* Begin ITEMS *

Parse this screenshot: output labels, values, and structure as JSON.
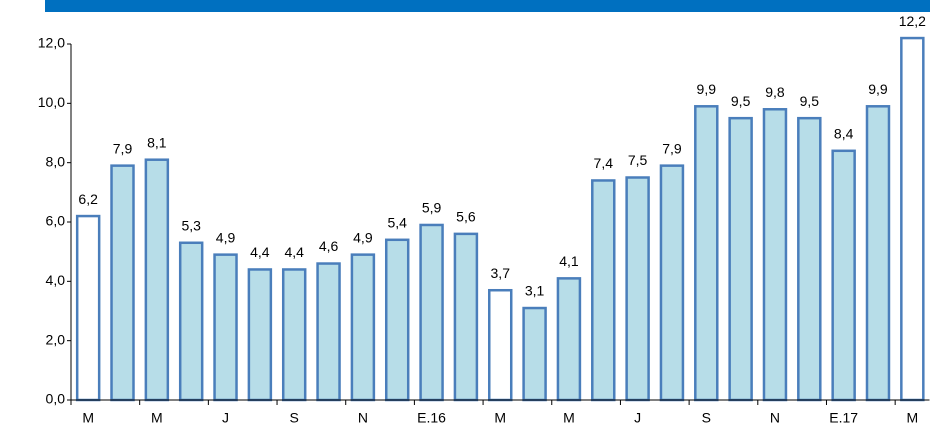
{
  "chart_data": {
    "type": "bar",
    "categories": [
      "M",
      null,
      "M",
      null,
      "J",
      null,
      "S",
      null,
      "N",
      null,
      "E.16",
      null,
      "M",
      null,
      "M",
      null,
      "J",
      null,
      "S",
      null,
      "N",
      null,
      "E.17",
      null,
      "M"
    ],
    "values": [
      6.2,
      7.9,
      8.1,
      5.3,
      4.9,
      4.4,
      4.4,
      4.6,
      4.9,
      5.4,
      5.9,
      5.6,
      3.7,
      3.1,
      4.1,
      7.4,
      7.5,
      7.9,
      9.9,
      9.5,
      9.8,
      9.5,
      8.4,
      9.9,
      12.2
    ],
    "value_labels": [
      "6,2",
      "7,9",
      "8,1",
      "5,3",
      "4,9",
      "4,4",
      "4,4",
      "4,6",
      "4,9",
      "5,4",
      "5,9",
      "5,6",
      "3,7",
      "3,1",
      "4,1",
      "7,4",
      "7,5",
      "7,9",
      "9,9",
      "9,5",
      "9,8",
      "9,5",
      "8,4",
      "9,9",
      "12,2"
    ],
    "colors": [
      "#ffffff",
      "#b7dde8",
      "#b7dde8",
      "#b7dde8",
      "#b7dde8",
      "#b7dde8",
      "#b7dde8",
      "#b7dde8",
      "#b7dde8",
      "#b7dde8",
      "#b7dde8",
      "#b7dde8",
      "#ffffff",
      "#b7dde8",
      "#b7dde8",
      "#b7dde8",
      "#b7dde8",
      "#b7dde8",
      "#b7dde8",
      "#b7dde8",
      "#b7dde8",
      "#b7dde8",
      "#b7dde8",
      "#b7dde8",
      "#ffffff"
    ],
    "edge_color": "#4a7ebb",
    "ylim": [
      0,
      12
    ],
    "yticks": [
      {
        "value": 0,
        "label": "0,0"
      },
      {
        "value": 2,
        "label": "2,0"
      },
      {
        "value": 4,
        "label": "4,0"
      },
      {
        "value": 6,
        "label": "6,0"
      },
      {
        "value": 8,
        "label": "8,0"
      },
      {
        "value": 10,
        "label": "10,0"
      },
      {
        "value": 12,
        "label": "12,0"
      }
    ],
    "grid": false
  }
}
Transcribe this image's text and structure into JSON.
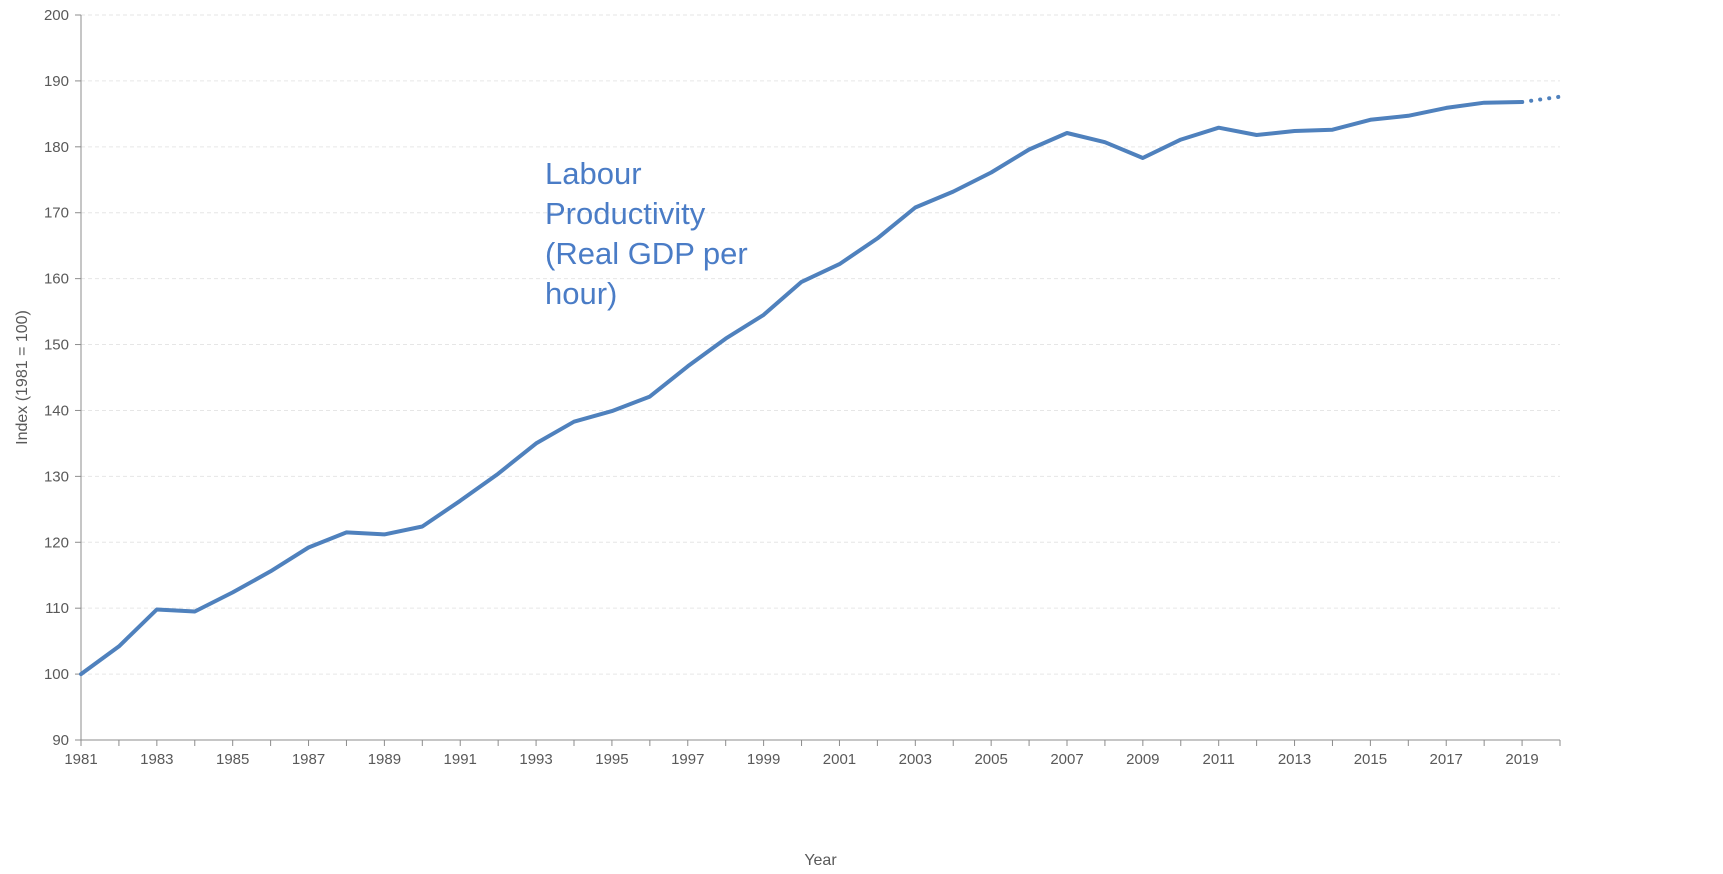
{
  "chart_data": {
    "type": "line",
    "xlabel": "Year",
    "ylabel": "Index (1981 = 100)",
    "ylim": [
      90,
      200
    ],
    "yticks": [
      90,
      100,
      110,
      120,
      130,
      140,
      150,
      160,
      170,
      180,
      190,
      200
    ],
    "xlim": [
      1981,
      2020
    ],
    "xtick_labels": [
      "1981",
      "1983",
      "1985",
      "1987",
      "1989",
      "1991",
      "1993",
      "1995",
      "1997",
      "1999",
      "2001",
      "2003",
      "2005",
      "2007",
      "2009",
      "2011",
      "2013",
      "2015",
      "2017",
      "2019"
    ],
    "grid": true,
    "line_color": "#4f81bd",
    "annotation_color": "#4a7cc6",
    "annotation": [
      "Labour",
      "Productivity",
      "(Real GDP per",
      "hour)"
    ],
    "series": [
      {
        "x": [
          1981,
          1982,
          1983,
          1984,
          1985,
          1986,
          1987,
          1988,
          1989,
          1990,
          1991,
          1992,
          1993,
          1994,
          1995,
          1996,
          1997,
          1998,
          1999,
          2000,
          2001,
          2002,
          2003,
          2004,
          2005,
          2006,
          2007,
          2008,
          2009,
          2010,
          2011,
          2012,
          2013,
          2014,
          2015,
          2016,
          2017,
          2018,
          2019
        ],
        "values": [
          100.0,
          104.2,
          109.8,
          109.5,
          112.4,
          115.6,
          119.2,
          121.5,
          121.2,
          122.4,
          126.3,
          130.4,
          135.0,
          138.3,
          139.9,
          142.1,
          146.7,
          150.9,
          154.5,
          159.5,
          162.2,
          166.1,
          170.8,
          173.2,
          176.1,
          179.6,
          182.1,
          180.7,
          178.3,
          181.1,
          182.9,
          181.8,
          182.4,
          182.6,
          184.1,
          184.7,
          185.9,
          186.7,
          186.8
        ]
      },
      {
        "style": "dotted",
        "x": [
          2019,
          2020
        ],
        "values": [
          186.8,
          187.6
        ]
      }
    ]
  }
}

* End ITEMS *

YOUR GOAL ▸ Give every line back word for word and leave the pictures out.

REPLY ▸
Parse this screenshot: output labels, values, and structure as JSON.
{
  "chart_data": {
    "type": "bar",
    "categories": [
      "M",
      null,
      "M",
      null,
      "J",
      null,
      "S",
      null,
      "N",
      null,
      "E.16",
      null,
      "M",
      null,
      "M",
      null,
      "J",
      null,
      "S",
      null,
      "N",
      null,
      "E.17",
      null,
      "M"
    ],
    "values": [
      6.2,
      7.9,
      8.1,
      5.3,
      4.9,
      4.4,
      4.4,
      4.6,
      4.9,
      5.4,
      5.9,
      5.6,
      3.7,
      3.1,
      4.1,
      7.4,
      7.5,
      7.9,
      9.9,
      9.5,
      9.8,
      9.5,
      8.4,
      9.9,
      12.2
    ],
    "value_labels": [
      "6,2",
      "7,9",
      "8,1",
      "5,3",
      "4,9",
      "4,4",
      "4,4",
      "4,6",
      "4,9",
      "5,4",
      "5,9",
      "5,6",
      "3,7",
      "3,1",
      "4,1",
      "7,4",
      "7,5",
      "7,9",
      "9,9",
      "9,5",
      "9,8",
      "9,5",
      "8,4",
      "9,9",
      "12,2"
    ],
    "colors": [
      "#ffffff",
      "#b7dde8",
      "#b7dde8",
      "#b7dde8",
      "#b7dde8",
      "#b7dde8",
      "#b7dde8",
      "#b7dde8",
      "#b7dde8",
      "#b7dde8",
      "#b7dde8",
      "#b7dde8",
      "#ffffff",
      "#b7dde8",
      "#b7dde8",
      "#b7dde8",
      "#b7dde8",
      "#b7dde8",
      "#b7dde8",
      "#b7dde8",
      "#b7dde8",
      "#b7dde8",
      "#b7dde8",
      "#b7dde8",
      "#ffffff"
    ],
    "edge_color": "#4a7ebb",
    "ylim": [
      0,
      12
    ],
    "yticks": [
      {
        "value": 0,
        "label": "0,0"
      },
      {
        "value": 2,
        "label": "2,0"
      },
      {
        "value": 4,
        "label": "4,0"
      },
      {
        "value": 6,
        "label": "6,0"
      },
      {
        "value": 8,
        "label": "8,0"
      },
      {
        "value": 10,
        "label": "10,0"
      },
      {
        "value": 12,
        "label": "12,0"
      }
    ],
    "grid": false
  }
}
Transcribe this image's text and structure into JSON.
{
  "chart_data": {
    "type": "line",
    "xlabel": "Year",
    "ylabel": "Index (1981 = 100)",
    "ylim": [
      90,
      200
    ],
    "yticks": [
      90,
      100,
      110,
      120,
      130,
      140,
      150,
      160,
      170,
      180,
      190,
      200
    ],
    "xlim": [
      1981,
      2020
    ],
    "xtick_labels": [
      "1981",
      "1983",
      "1985",
      "1987",
      "1989",
      "1991",
      "1993",
      "1995",
      "1997",
      "1999",
      "2001",
      "2003",
      "2005",
      "2007",
      "2009",
      "2011",
      "2013",
      "2015",
      "2017",
      "2019"
    ],
    "grid": true,
    "line_color": "#4f81bd",
    "annotation_color": "#4a7cc6",
    "annotation": [
      "Labour",
      "Productivity",
      "(Real GDP per",
      "hour)"
    ],
    "series": [
      {
        "x": [
          1981,
          1982,
          1983,
          1984,
          1985,
          1986,
          1987,
          1988,
          1989,
          1990,
          1991,
          1992,
          1993,
          1994,
          1995,
          1996,
          1997,
          1998,
          1999,
          2000,
          2001,
          2002,
          2003,
          2004,
          2005,
          2006,
          2007,
          2008,
          2009,
          2010,
          2011,
          2012,
          2013,
          2014,
          2015,
          2016,
          2017,
          2018,
          2019
        ],
        "values": [
          100.0,
          104.2,
          109.8,
          109.5,
          112.4,
          115.6,
          119.2,
          121.5,
          121.2,
          122.4,
          126.3,
          130.4,
          135.0,
          138.3,
          139.9,
          142.1,
          146.7,
          150.9,
          154.5,
          159.5,
          162.2,
          166.1,
          170.8,
          173.2,
          176.1,
          179.6,
          182.1,
          180.7,
          178.3,
          181.1,
          182.9,
          181.8,
          182.4,
          182.6,
          184.1,
          184.7,
          185.9,
          186.7,
          186.8
        ]
      },
      {
        "style": "dotted",
        "x": [
          2019,
          2020
        ],
        "values": [
          186.8,
          187.6
        ]
      }
    ]
  }
}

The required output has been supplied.